From the entries that follow, gather each line holding the word "nowożeńców".

# RECORDS PROVIDED start

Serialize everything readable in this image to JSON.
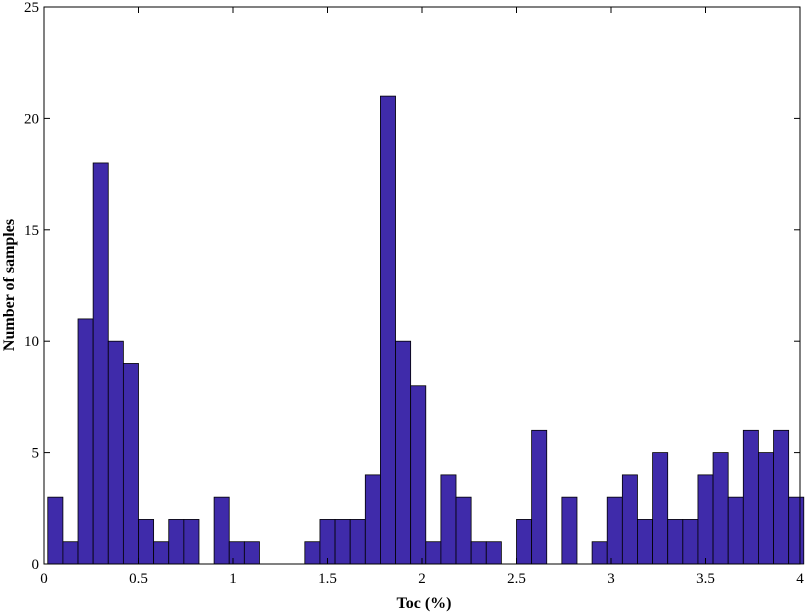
{
  "chart_data": {
    "type": "bar",
    "xlabel": "Toc (%)",
    "ylabel": "Number of samples",
    "xlim": [
      0,
      4
    ],
    "ylim": [
      0,
      25
    ],
    "xticks": [
      0,
      0.5,
      1,
      1.5,
      2,
      2.5,
      3,
      3.5,
      4
    ],
    "xtick_labels": [
      "0",
      "0.5",
      "1",
      "1.5",
      "2",
      "2.5",
      "3",
      "3.5",
      "4"
    ],
    "yticks": [
      0,
      5,
      10,
      15,
      20,
      25
    ],
    "ytick_labels": [
      "0",
      "5",
      "10",
      "15",
      "20",
      "25"
    ],
    "bin_width": 0.08,
    "bin_starts": [
      0.02,
      0.1,
      0.18,
      0.26,
      0.34,
      0.42,
      0.5,
      0.58,
      0.66,
      0.74,
      0.82,
      0.9,
      0.98,
      1.06,
      1.14,
      1.22,
      1.3,
      1.38,
      1.46,
      1.54,
      1.62,
      1.7,
      1.78,
      1.86,
      1.94,
      2.02,
      2.1,
      2.18,
      2.26,
      2.34,
      2.42,
      2.5,
      2.58,
      2.66,
      2.74,
      2.82,
      2.9,
      2.98,
      3.06,
      3.14,
      3.22,
      3.3,
      3.38,
      3.46,
      3.54,
      3.62,
      3.7,
      3.78,
      3.86,
      3.94
    ],
    "values": [
      3,
      1,
      11,
      18,
      10,
      9,
      2,
      1,
      2,
      2,
      0,
      3,
      1,
      1,
      0,
      0,
      0,
      1,
      2,
      2,
      2,
      4,
      21,
      10,
      8,
      1,
      4,
      3,
      1,
      1,
      0,
      2,
      6,
      0,
      3,
      0,
      1,
      3,
      4,
      2,
      5,
      2,
      2,
      4,
      5,
      3,
      6,
      5,
      6,
      3
    ],
    "bar_color": "#3F2BAA",
    "edge_color": "#000000",
    "grid": false
  }
}
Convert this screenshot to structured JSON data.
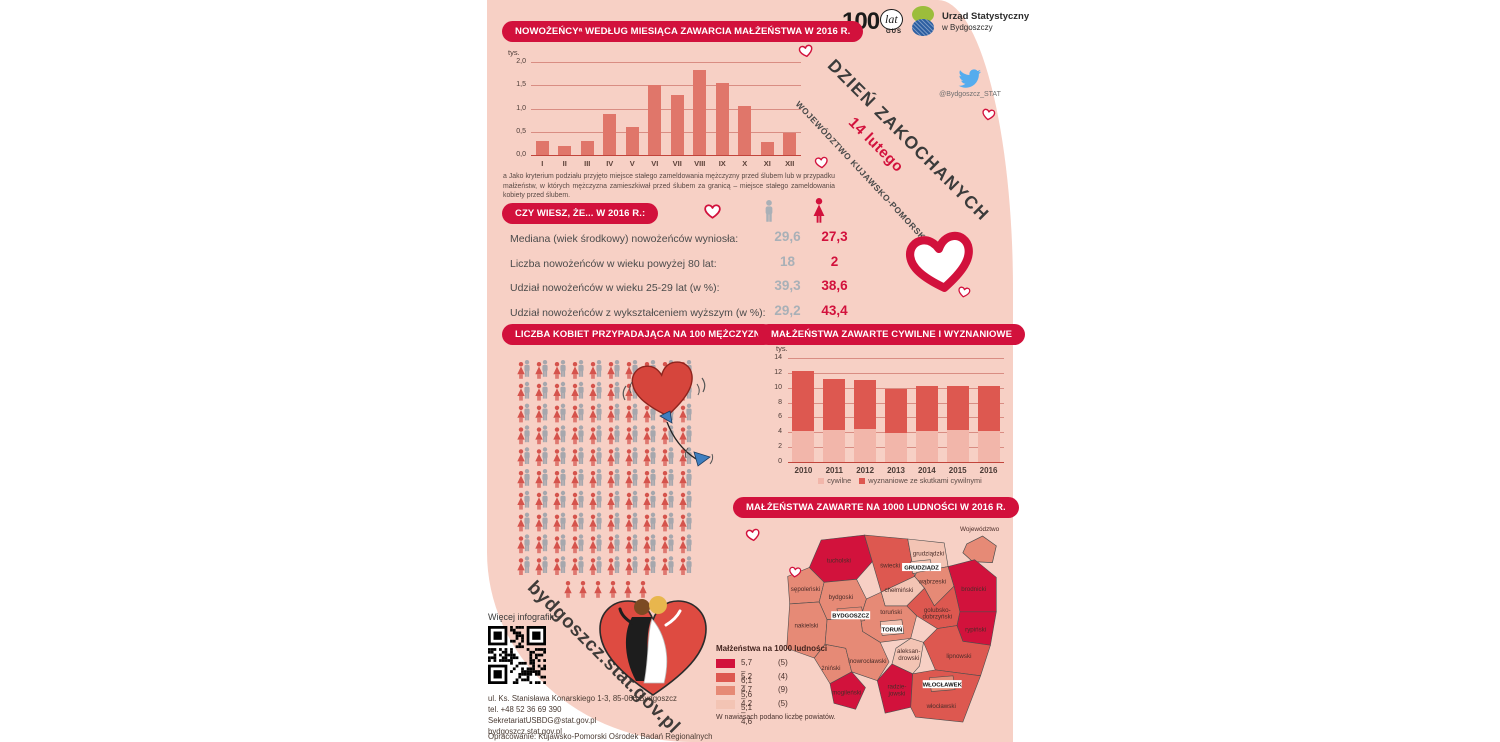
{
  "colors": {
    "accent": "#d2113c",
    "background": "#f7d0c5",
    "bar": "#e0766a",
    "male_gray": "#a9b0b7",
    "female_red": "#d2113c",
    "civil": "#f2b6aa",
    "religious": "#dd5850",
    "map_levels": [
      "#d2123c",
      "#dd5850",
      "#e68a76",
      "#f3c4b4"
    ],
    "twitter_blue": "#55acee"
  },
  "branding": {
    "gus100": {
      "number": "100",
      "lat": "lat",
      "gus": "GUS"
    },
    "office_line1": "Urząd Statystyczny",
    "office_line2": "w Bydgoszczy",
    "twitter_handle": "@Bydgoszcz_STAT"
  },
  "header": {
    "title_rotated": "DZIEŃ ZAKOCHANYCH",
    "date_rotated": "14 lutego",
    "region_rotated": "WOJEWÓDZTWO KUJAWSKO-POMORSKIE"
  },
  "sections": {
    "monthly": {
      "title": "NOWOŻEŃCYᵃ WEDŁUG MIESIĄCA ZAWARCIA MAŁŻEŃSTWA W 2016 R.",
      "footnote": "a Jako kryterium podziału przyjęto miejsce stałego zameldowania mężczyzny przed ślubem lub w przypadku małżeństw, w których mężczyzna zamieszkiwał przed ślubem za granicą – miejsce stałego zameldowania kobiety przed ślubem."
    },
    "facts": {
      "title": "CZY WIESZ, ŻE... W 2016 R.:",
      "rows": [
        {
          "label": "Mediana (wiek środkowy) nowożeńców wyniosła:",
          "male": "29,6",
          "female": "27,3"
        },
        {
          "label": "Liczba nowożeńców w wieku powyżej 80 lat:",
          "male": "18",
          "female": "2"
        },
        {
          "label": "Udział nowożeńców w wieku 25-29 lat (w %):",
          "male": "39,3",
          "female": "38,6"
        },
        {
          "label": "Udział nowożeńców z wykształceniem wyższym (w %):",
          "male": "29,2",
          "female": "43,4"
        }
      ]
    },
    "women_per_men": {
      "title": "LICZBA KOBIET PRZYPADAJĄCA NA 100 MĘŻCZYZN",
      "pairs": 100,
      "extra_women": 6
    },
    "marriage_types": {
      "title": "MAŁŻEŃSTWA ZAWARTE CYWILNE I WYZNANIOWE"
    },
    "map": {
      "title": "MAŁŻEŃSTWA ZAWARTE NA 1000 LUDNOŚCI W 2016 R.",
      "inset_label": "Województwo",
      "legend_title": "Małżeństwa na 1000 ludności",
      "legend": [
        {
          "range": "5,7 – 6,1",
          "count": "(5)"
        },
        {
          "range": "5,2 – 5,6",
          "count": "(4)"
        },
        {
          "range": "4,7 – 5,1",
          "count": "(9)"
        },
        {
          "range": "4,2 – 4,6",
          "count": "(5)"
        }
      ],
      "legend_note": "W nawiasach podano liczbę powiatów.",
      "districts": [
        {
          "id": "tucholski",
          "label": "tucholski",
          "level": 1
        },
        {
          "id": "swiecki",
          "label": "świecki",
          "level": 2
        },
        {
          "id": "grudziadzki",
          "label": "grudziądzki",
          "level": 4
        },
        {
          "id": "grudziadz",
          "label": "GRUDZIĄDZ",
          "level": 4,
          "city": true
        },
        {
          "id": "sepolenski",
          "label": "sępoleński",
          "level": 3
        },
        {
          "id": "bydgoski",
          "label": "bydgoski",
          "level": 3
        },
        {
          "id": "chelminski",
          "label": "chełmiński",
          "level": 4
        },
        {
          "id": "wabrzeski",
          "label": "wąbrzeski",
          "level": 3
        },
        {
          "id": "brodnicki",
          "label": "brodnicki",
          "level": 1
        },
        {
          "id": "rypinski",
          "label": "rypiński",
          "level": 1
        },
        {
          "id": "golubsko",
          "label": "golubsko-|dobrzyński",
          "level": 2
        },
        {
          "id": "nakielski",
          "label": "nakielski",
          "level": 3
        },
        {
          "id": "torunski",
          "label": "toruński",
          "level": 3
        },
        {
          "id": "bydgoszcz",
          "label": "BYDGOSZCZ",
          "level": 3,
          "city": true
        },
        {
          "id": "torun",
          "label": "TORUŃ",
          "level": 4,
          "city": true
        },
        {
          "id": "aleksandrowski",
          "label": "aleksan-|drowski",
          "level": 4
        },
        {
          "id": "lipnowski",
          "label": "lipnowski",
          "level": 2
        },
        {
          "id": "zninski",
          "label": "żniński",
          "level": 3
        },
        {
          "id": "inowroclawski",
          "label": "inowrocławski",
          "level": 3
        },
        {
          "id": "mogilenski",
          "label": "mogileński",
          "level": 1
        },
        {
          "id": "radziejowski",
          "label": "radzie-|jowski",
          "level": 1
        },
        {
          "id": "wloclawski",
          "label": "włocławski",
          "level": 2
        },
        {
          "id": "wloclawek",
          "label": "WŁOCŁAWEK",
          "level": 3,
          "city": true
        }
      ]
    }
  },
  "chart_data": [
    {
      "type": "bar",
      "title": "NOWOŻEŃCY WEDŁUG MIESIĄCA ZAWARCIA MAŁŻEŃSTWA W 2016 R.",
      "unit": "tys.",
      "categories": [
        "I",
        "II",
        "III",
        "IV",
        "V",
        "VI",
        "VII",
        "VIII",
        "IX",
        "X",
        "XI",
        "XII"
      ],
      "values": [
        0.3,
        0.2,
        0.3,
        0.89,
        0.6,
        1.51,
        1.3,
        1.83,
        1.55,
        1.05,
        0.28,
        0.48
      ],
      "ylim": [
        0,
        2
      ],
      "yticks": [
        "0,0",
        "0,5",
        "1,0",
        "1,5",
        "2,0"
      ],
      "grid": true,
      "legend_position": "none"
    },
    {
      "type": "bar",
      "subtype": "stacked",
      "title": "MAŁŻEŃSTWA ZAWARTE CYWILNE I WYZNANIOWE",
      "unit": "tys.",
      "categories": [
        "2010",
        "2011",
        "2012",
        "2013",
        "2014",
        "2015",
        "2016"
      ],
      "series": [
        {
          "name": "cywilne",
          "color": "#f2b6aa",
          "values": [
            4.2,
            4.3,
            4.5,
            3.9,
            4.2,
            4.3,
            4.2
          ]
        },
        {
          "name": "wyznaniowe ze skutkami cywilnymi",
          "color": "#dd5850",
          "values": [
            8.1,
            6.9,
            6.6,
            5.9,
            6.0,
            5.95,
            6.1
          ]
        }
      ],
      "ylim": [
        0,
        14
      ],
      "yticks": [
        "0",
        "2",
        "4",
        "6",
        "8",
        "10",
        "12",
        "14"
      ],
      "grid": true,
      "legend_position": "bottom"
    }
  ],
  "footer": {
    "more_label": "Więcej infografik:",
    "site_rotated": "bydgoszcz.stat.gov.pl",
    "address_lines": [
      "ul. Ks. Stanisława Konarskiego 1-3, 85-066 Bydgoszcz",
      "tel. +48 52 36 69 390",
      "SekretariatUSBDG@stat.gov.pl",
      "bydgoszcz.stat.gov.pl"
    ],
    "credit": "Opracowanie: Kujawsko-Pomorski Ośrodek Badań Regionalnych"
  }
}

# RECORDS PROVIDED end

• SOLUTION TO THE PROBLEM
          "label": "Mediana (wiek środkowy) nowożeńców wyniosła:",
          "label": "Liczba nowożeńców w wieku powyżej 80 lat:",
          "label": "Udział nowożeńców w wieku 25-29 lat (w %):",
          "label": "Udział nowożeńców z wykształceniem wyższym (w %):",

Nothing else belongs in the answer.